### AIM OF THE TASK
Lines containing the string "dojmu" are to be collected in full.

* * * * * * * * *

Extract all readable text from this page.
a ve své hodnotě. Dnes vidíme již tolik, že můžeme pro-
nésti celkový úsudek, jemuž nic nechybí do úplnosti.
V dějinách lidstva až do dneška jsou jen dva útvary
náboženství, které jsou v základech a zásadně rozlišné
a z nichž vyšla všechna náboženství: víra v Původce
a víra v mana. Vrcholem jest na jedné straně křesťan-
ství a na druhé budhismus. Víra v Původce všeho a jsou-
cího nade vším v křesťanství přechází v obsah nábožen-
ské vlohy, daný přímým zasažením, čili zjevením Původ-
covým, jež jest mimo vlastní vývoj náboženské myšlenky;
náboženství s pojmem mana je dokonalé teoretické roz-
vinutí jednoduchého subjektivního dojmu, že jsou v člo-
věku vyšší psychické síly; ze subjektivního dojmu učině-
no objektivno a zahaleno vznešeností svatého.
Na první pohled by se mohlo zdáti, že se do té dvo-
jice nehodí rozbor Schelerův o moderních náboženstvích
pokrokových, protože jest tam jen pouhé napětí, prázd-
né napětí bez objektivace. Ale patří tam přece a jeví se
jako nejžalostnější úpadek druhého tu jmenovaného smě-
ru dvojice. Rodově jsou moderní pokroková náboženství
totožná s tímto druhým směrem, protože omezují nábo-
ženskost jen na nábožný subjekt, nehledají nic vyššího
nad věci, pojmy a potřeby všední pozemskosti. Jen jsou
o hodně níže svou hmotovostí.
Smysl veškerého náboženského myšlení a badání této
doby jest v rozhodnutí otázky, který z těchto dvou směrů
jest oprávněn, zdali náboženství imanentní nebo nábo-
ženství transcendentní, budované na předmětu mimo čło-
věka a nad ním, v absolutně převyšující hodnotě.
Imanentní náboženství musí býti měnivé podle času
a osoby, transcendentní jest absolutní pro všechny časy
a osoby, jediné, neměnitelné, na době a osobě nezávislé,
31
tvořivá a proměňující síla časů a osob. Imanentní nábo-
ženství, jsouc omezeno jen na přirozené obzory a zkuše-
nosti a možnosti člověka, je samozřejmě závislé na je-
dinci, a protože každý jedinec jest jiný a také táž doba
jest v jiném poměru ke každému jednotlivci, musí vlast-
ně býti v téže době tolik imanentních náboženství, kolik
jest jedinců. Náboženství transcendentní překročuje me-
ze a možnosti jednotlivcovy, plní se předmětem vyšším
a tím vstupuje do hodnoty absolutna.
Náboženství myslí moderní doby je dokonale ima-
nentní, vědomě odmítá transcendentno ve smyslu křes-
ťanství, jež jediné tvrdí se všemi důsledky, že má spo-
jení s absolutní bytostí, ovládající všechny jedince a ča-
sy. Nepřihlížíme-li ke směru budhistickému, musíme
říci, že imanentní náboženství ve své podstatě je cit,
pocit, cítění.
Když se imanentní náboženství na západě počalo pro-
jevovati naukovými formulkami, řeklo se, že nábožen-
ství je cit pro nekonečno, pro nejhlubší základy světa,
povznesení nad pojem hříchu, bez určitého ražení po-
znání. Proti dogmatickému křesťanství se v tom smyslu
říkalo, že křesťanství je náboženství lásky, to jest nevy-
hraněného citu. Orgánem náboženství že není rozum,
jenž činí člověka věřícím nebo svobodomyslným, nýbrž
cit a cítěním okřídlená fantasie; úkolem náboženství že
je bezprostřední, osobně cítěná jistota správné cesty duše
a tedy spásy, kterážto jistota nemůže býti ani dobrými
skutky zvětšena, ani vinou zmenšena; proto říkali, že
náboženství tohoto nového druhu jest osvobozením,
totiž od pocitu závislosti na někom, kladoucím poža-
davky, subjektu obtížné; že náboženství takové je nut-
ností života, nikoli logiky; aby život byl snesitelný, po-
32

* * * * * * * * *

### REPLY
vinutí jednoduchého subjektivního dojmu, že jsou v člo-
věku vyšší psychické síly; ze subjektivního dojmu učině-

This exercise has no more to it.